begin Rows
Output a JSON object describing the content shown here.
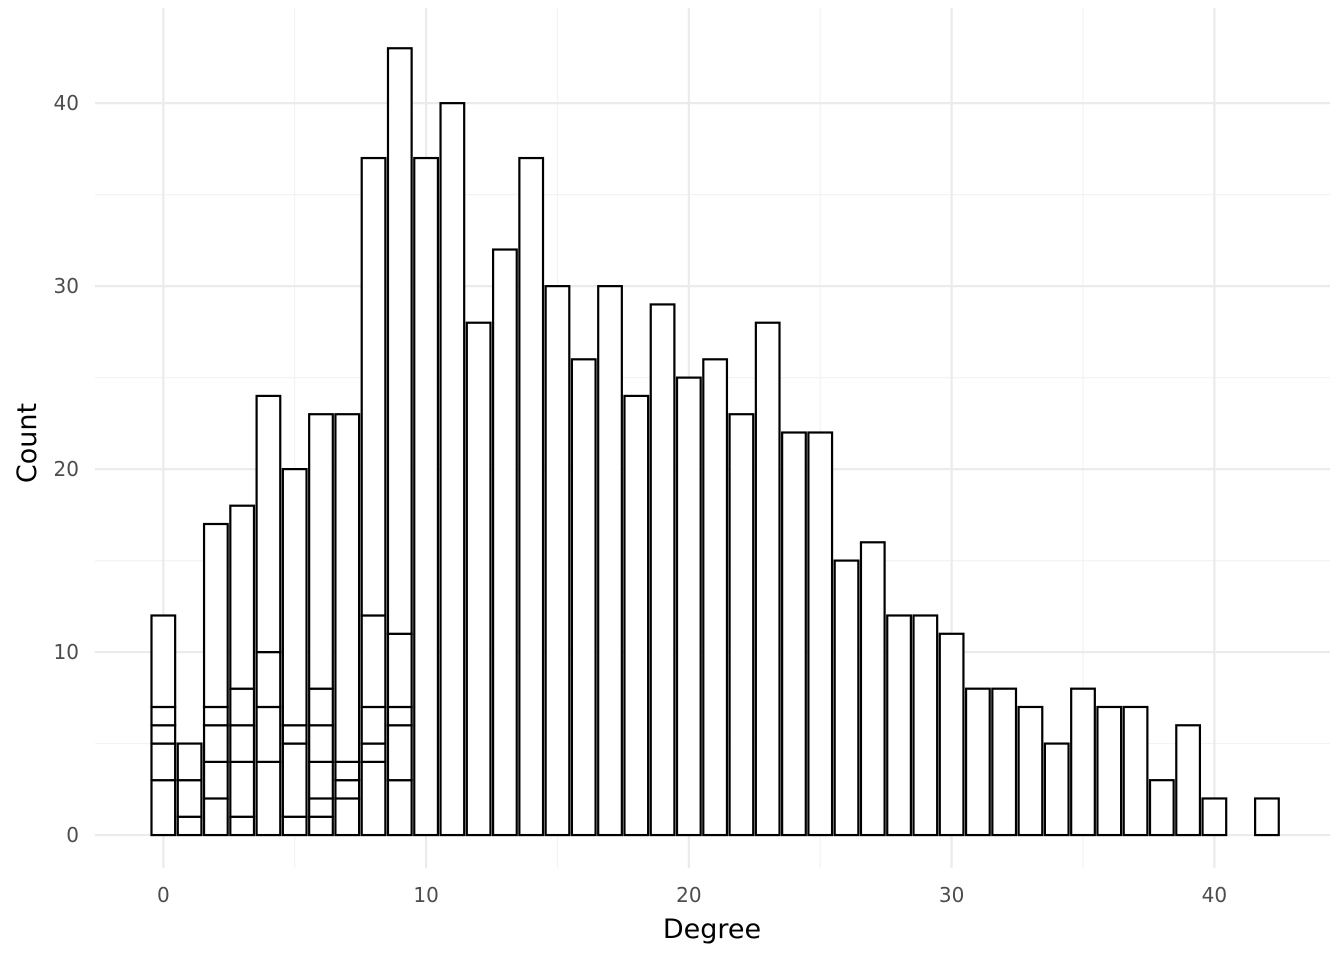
{
  "chart_data": {
    "type": "bar",
    "xlabel": "Degree",
    "ylabel": "Count",
    "xlim": [
      -2.6,
      44.4
    ],
    "ylim": [
      -1.8,
      45.2
    ],
    "x_ticks": [
      0,
      10,
      20,
      30,
      40
    ],
    "x_tick_labels": [
      "0",
      "10",
      "20",
      "30",
      "40"
    ],
    "y_ticks": [
      0,
      10,
      20,
      30,
      40
    ],
    "y_tick_labels": [
      "0",
      "10",
      "20",
      "30",
      "40"
    ],
    "x_minor_ticks": [
      5,
      15,
      25,
      35
    ],
    "y_minor_ticks": [
      5,
      15,
      25,
      35
    ],
    "grid": true,
    "legend": "none",
    "bar_width": 0.9,
    "bars": [
      {
        "x": 0,
        "segments": [
          3,
          2,
          1,
          1,
          5
        ]
      },
      {
        "x": 1,
        "segments": [
          1,
          2,
          2
        ]
      },
      {
        "x": 2,
        "segments": [
          2,
          2,
          2,
          1,
          10
        ]
      },
      {
        "x": 3,
        "segments": [
          1,
          3,
          2,
          2,
          10
        ]
      },
      {
        "x": 4,
        "segments": [
          4,
          3,
          3,
          14
        ]
      },
      {
        "x": 5,
        "segments": [
          1,
          4,
          1,
          14
        ]
      },
      {
        "x": 6,
        "segments": [
          1,
          1,
          2,
          2,
          2,
          15
        ]
      },
      {
        "x": 7,
        "segments": [
          2,
          1,
          1,
          19
        ]
      },
      {
        "x": 8,
        "segments": [
          4,
          1,
          2,
          5,
          25
        ]
      },
      {
        "x": 9,
        "segments": [
          3,
          3,
          1,
          4,
          32
        ]
      },
      {
        "x": 10,
        "segments": [
          37
        ]
      },
      {
        "x": 11,
        "segments": [
          40
        ]
      },
      {
        "x": 12,
        "segments": [
          28
        ]
      },
      {
        "x": 13,
        "segments": [
          32
        ]
      },
      {
        "x": 14,
        "segments": [
          37
        ]
      },
      {
        "x": 15,
        "segments": [
          30
        ]
      },
      {
        "x": 16,
        "segments": [
          26
        ]
      },
      {
        "x": 17,
        "segments": [
          30
        ]
      },
      {
        "x": 18,
        "segments": [
          24
        ]
      },
      {
        "x": 19,
        "segments": [
          29
        ]
      },
      {
        "x": 20,
        "segments": [
          25
        ]
      },
      {
        "x": 21,
        "segments": [
          26
        ]
      },
      {
        "x": 22,
        "segments": [
          23
        ]
      },
      {
        "x": 23,
        "segments": [
          28
        ]
      },
      {
        "x": 24,
        "segments": [
          22
        ]
      },
      {
        "x": 25,
        "segments": [
          22
        ]
      },
      {
        "x": 26,
        "segments": [
          15
        ]
      },
      {
        "x": 27,
        "segments": [
          16
        ]
      },
      {
        "x": 28,
        "segments": [
          12
        ]
      },
      {
        "x": 29,
        "segments": [
          12
        ]
      },
      {
        "x": 30,
        "segments": [
          11
        ]
      },
      {
        "x": 31,
        "segments": [
          8
        ]
      },
      {
        "x": 32,
        "segments": [
          8
        ]
      },
      {
        "x": 33,
        "segments": [
          7
        ]
      },
      {
        "x": 34,
        "segments": [
          5
        ]
      },
      {
        "x": 35,
        "segments": [
          8
        ]
      },
      {
        "x": 36,
        "segments": [
          7
        ]
      },
      {
        "x": 37,
        "segments": [
          7
        ]
      },
      {
        "x": 38,
        "segments": [
          3
        ]
      },
      {
        "x": 39,
        "segments": [
          6
        ]
      },
      {
        "x": 40,
        "segments": [
          2
        ]
      },
      {
        "x": 42,
        "segments": [
          2
        ]
      }
    ]
  }
}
end Rows
▸ **Exercise brief**
What comes back should match the records exactly, minus any pictures.

▸ **Expected answer**
Output a JSON object describing the content shown here.
{
  "chart_data": {
    "type": "bar",
    "xlabel": "Degree",
    "ylabel": "Count",
    "xlim": [
      -2.6,
      44.4
    ],
    "ylim": [
      -1.8,
      45.2
    ],
    "x_ticks": [
      0,
      10,
      20,
      30,
      40
    ],
    "x_tick_labels": [
      "0",
      "10",
      "20",
      "30",
      "40"
    ],
    "y_ticks": [
      0,
      10,
      20,
      30,
      40
    ],
    "y_tick_labels": [
      "0",
      "10",
      "20",
      "30",
      "40"
    ],
    "x_minor_ticks": [
      5,
      15,
      25,
      35
    ],
    "y_minor_ticks": [
      5,
      15,
      25,
      35
    ],
    "grid": true,
    "legend": "none",
    "bar_width": 0.9,
    "bars": [
      {
        "x": 0,
        "segments": [
          3,
          2,
          1,
          1,
          5
        ]
      },
      {
        "x": 1,
        "segments": [
          1,
          2,
          2
        ]
      },
      {
        "x": 2,
        "segments": [
          2,
          2,
          2,
          1,
          10
        ]
      },
      {
        "x": 3,
        "segments": [
          1,
          3,
          2,
          2,
          10
        ]
      },
      {
        "x": 4,
        "segments": [
          4,
          3,
          3,
          14
        ]
      },
      {
        "x": 5,
        "segments": [
          1,
          4,
          1,
          14
        ]
      },
      {
        "x": 6,
        "segments": [
          1,
          1,
          2,
          2,
          2,
          15
        ]
      },
      {
        "x": 7,
        "segments": [
          2,
          1,
          1,
          19
        ]
      },
      {
        "x": 8,
        "segments": [
          4,
          1,
          2,
          5,
          25
        ]
      },
      {
        "x": 9,
        "segments": [
          3,
          3,
          1,
          4,
          32
        ]
      },
      {
        "x": 10,
        "segments": [
          37
        ]
      },
      {
        "x": 11,
        "segments": [
          40
        ]
      },
      {
        "x": 12,
        "segments": [
          28
        ]
      },
      {
        "x": 13,
        "segments": [
          32
        ]
      },
      {
        "x": 14,
        "segments": [
          37
        ]
      },
      {
        "x": 15,
        "segments": [
          30
        ]
      },
      {
        "x": 16,
        "segments": [
          26
        ]
      },
      {
        "x": 17,
        "segments": [
          30
        ]
      },
      {
        "x": 18,
        "segments": [
          24
        ]
      },
      {
        "x": 19,
        "segments": [
          29
        ]
      },
      {
        "x": 20,
        "segments": [
          25
        ]
      },
      {
        "x": 21,
        "segments": [
          26
        ]
      },
      {
        "x": 22,
        "segments": [
          23
        ]
      },
      {
        "x": 23,
        "segments": [
          28
        ]
      },
      {
        "x": 24,
        "segments": [
          22
        ]
      },
      {
        "x": 25,
        "segments": [
          22
        ]
      },
      {
        "x": 26,
        "segments": [
          15
        ]
      },
      {
        "x": 27,
        "segments": [
          16
        ]
      },
      {
        "x": 28,
        "segments": [
          12
        ]
      },
      {
        "x": 29,
        "segments": [
          12
        ]
      },
      {
        "x": 30,
        "segments": [
          11
        ]
      },
      {
        "x": 31,
        "segments": [
          8
        ]
      },
      {
        "x": 32,
        "segments": [
          8
        ]
      },
      {
        "x": 33,
        "segments": [
          7
        ]
      },
      {
        "x": 34,
        "segments": [
          5
        ]
      },
      {
        "x": 35,
        "segments": [
          8
        ]
      },
      {
        "x": 36,
        "segments": [
          7
        ]
      },
      {
        "x": 37,
        "segments": [
          7
        ]
      },
      {
        "x": 38,
        "segments": [
          3
        ]
      },
      {
        "x": 39,
        "segments": [
          6
        ]
      },
      {
        "x": 40,
        "segments": [
          2
        ]
      },
      {
        "x": 42,
        "segments": [
          2
        ]
      }
    ]
  }
}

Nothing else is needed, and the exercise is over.